## YOUR OBJECTIVE
Each entry has to be copied exactly, with nothing missed.

## RECORDS FOR PROCESSING

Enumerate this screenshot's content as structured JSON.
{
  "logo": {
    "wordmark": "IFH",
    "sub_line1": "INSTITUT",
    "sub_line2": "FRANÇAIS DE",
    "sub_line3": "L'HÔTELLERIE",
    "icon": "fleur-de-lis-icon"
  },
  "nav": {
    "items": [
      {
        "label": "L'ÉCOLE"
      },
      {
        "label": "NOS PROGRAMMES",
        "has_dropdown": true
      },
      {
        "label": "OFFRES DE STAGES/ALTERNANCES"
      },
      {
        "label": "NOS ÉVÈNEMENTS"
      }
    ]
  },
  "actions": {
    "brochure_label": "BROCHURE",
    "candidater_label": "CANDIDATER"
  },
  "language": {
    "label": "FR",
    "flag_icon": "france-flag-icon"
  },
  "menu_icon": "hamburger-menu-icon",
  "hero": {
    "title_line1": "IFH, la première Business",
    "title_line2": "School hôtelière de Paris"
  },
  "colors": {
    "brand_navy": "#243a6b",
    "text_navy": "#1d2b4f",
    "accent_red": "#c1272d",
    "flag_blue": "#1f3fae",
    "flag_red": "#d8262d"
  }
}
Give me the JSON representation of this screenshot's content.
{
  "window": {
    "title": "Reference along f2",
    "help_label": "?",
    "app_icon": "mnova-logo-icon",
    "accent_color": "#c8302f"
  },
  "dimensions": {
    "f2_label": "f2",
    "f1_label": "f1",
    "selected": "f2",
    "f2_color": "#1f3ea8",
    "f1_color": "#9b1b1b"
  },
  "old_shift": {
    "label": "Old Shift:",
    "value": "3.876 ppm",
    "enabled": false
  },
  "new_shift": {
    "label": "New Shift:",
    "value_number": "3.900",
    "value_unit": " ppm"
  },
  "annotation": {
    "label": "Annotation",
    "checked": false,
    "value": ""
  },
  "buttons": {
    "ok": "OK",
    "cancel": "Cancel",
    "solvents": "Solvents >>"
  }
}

## WRITTEN REPLY
Enumerate this screenshot's content as structured JSON.
{
  "logo": {
    "wordmark": "IFH",
    "sub_line1": "INSTITUT",
    "sub_line2": "FRANÇAIS DE",
    "sub_line3": "L'HÔTELLERIE",
    "icon": "fleur-de-lis-icon"
  },
  "nav": {
    "items": [
      {
        "label": "L'ÉCOLE"
      },
      {
        "label": "NOS PROGRAMMES",
        "has_dropdown": true
      },
      {
        "label": "OFFRES DE STAGES/ALTERNANCES"
      },
      {
        "label": "NOS ÉVÈNEMENTS"
      }
    ]
  },
  "actions": {
    "brochure_label": "BROCHURE",
    "candidater_label": "CANDIDATER"
  },
  "language": {
    "label": "FR",
    "flag_icon": "france-flag-icon"
  },
  "menu_icon": "hamburger-menu-icon",
  "hero": {
    "title_line1": "IFH, la première Business",
    "title_line2": "School hôtelière de Paris"
  },
  "colors": {
    "brand_navy": "#243a6b",
    "text_navy": "#1d2b4f",
    "accent_red": "#c1272d",
    "flag_blue": "#1f3fae",
    "flag_red": "#d8262d"
  }
}
Give me the JSON representation of this screenshot's content.
{
  "window": {
    "title": "Reference along f2",
    "help_label": "?",
    "app_icon": "mnova-logo-icon",
    "accent_color": "#c8302f"
  },
  "dimensions": {
    "f2_label": "f2",
    "f1_label": "f1",
    "selected": "f2",
    "f2_color": "#1f3ea8",
    "f1_color": "#9b1b1b"
  },
  "old_shift": {
    "label": "Old Shift:",
    "value": "3.876 ppm",
    "enabled": false
  },
  "new_shift": {
    "label": "New Shift:",
    "value_number": "3.900",
    "value_unit": " ppm"
  },
  "annotation": {
    "label": "Annotation",
    "checked": false,
    "value": ""
  },
  "buttons": {
    "ok": "OK",
    "cancel": "Cancel",
    "solvents": "Solvents >>"
  }
}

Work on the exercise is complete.